Scan the lines below for the string "потребители" and copy every one that has it.

Material provided:
━━━━━━━━━━━━━━━━━━━━━━━━━━━━━━

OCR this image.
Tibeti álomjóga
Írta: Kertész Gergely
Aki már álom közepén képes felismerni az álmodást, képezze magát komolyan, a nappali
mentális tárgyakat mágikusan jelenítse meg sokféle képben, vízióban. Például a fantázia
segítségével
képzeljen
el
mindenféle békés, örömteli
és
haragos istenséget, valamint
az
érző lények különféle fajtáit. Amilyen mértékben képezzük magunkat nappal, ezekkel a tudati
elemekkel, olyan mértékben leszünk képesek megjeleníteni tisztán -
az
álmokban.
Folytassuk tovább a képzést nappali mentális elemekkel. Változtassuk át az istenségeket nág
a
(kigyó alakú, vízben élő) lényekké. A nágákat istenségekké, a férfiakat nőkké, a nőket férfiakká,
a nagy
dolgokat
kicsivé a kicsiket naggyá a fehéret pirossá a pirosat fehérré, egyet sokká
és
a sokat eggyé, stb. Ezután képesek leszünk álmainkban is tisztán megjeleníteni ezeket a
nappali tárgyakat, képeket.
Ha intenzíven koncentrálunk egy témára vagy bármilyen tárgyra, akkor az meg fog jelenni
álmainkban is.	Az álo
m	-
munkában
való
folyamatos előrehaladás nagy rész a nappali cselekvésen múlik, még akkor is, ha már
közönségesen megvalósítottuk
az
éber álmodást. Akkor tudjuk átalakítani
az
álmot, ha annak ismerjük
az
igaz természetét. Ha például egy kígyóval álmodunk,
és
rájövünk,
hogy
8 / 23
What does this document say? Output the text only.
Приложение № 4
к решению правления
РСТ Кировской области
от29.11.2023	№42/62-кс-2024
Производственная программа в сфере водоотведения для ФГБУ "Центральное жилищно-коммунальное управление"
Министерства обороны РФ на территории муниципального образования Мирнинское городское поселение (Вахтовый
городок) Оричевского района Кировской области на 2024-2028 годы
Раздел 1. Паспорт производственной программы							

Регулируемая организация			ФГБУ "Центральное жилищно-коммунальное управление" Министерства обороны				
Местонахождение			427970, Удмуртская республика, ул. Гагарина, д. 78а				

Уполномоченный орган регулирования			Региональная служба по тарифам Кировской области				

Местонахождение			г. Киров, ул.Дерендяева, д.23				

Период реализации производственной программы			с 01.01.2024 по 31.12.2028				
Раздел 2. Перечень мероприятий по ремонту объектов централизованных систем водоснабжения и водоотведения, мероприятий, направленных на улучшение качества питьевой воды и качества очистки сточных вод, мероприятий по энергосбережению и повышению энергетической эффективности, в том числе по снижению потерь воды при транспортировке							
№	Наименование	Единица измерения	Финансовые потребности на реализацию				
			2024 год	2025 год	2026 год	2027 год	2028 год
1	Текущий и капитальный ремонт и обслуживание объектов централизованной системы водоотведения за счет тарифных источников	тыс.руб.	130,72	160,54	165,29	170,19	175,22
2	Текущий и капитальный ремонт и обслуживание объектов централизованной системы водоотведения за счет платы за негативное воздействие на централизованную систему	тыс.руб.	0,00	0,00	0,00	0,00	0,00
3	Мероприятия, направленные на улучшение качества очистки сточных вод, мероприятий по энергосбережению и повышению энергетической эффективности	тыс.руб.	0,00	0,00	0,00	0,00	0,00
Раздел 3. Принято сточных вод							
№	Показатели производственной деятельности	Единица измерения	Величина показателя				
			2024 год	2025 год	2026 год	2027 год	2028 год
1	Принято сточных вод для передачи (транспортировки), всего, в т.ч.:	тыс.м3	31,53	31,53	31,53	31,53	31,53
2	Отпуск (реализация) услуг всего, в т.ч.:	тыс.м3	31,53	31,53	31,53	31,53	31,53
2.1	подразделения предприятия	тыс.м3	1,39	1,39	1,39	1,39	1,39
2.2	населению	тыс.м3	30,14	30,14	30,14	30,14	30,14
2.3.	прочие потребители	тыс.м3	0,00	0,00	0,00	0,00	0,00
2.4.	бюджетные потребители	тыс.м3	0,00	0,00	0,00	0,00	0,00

━━━━━━━━━━━━━━━━━━━━━━━━━━━━━━

The completed task:
2.3.	прочие потребители	тыс.м3	0,00	0,00	0,00	0,00	0,00
2.4.	бюджетные потребители	тыс.м3	0,00	0,00	0,00	0,00	0,00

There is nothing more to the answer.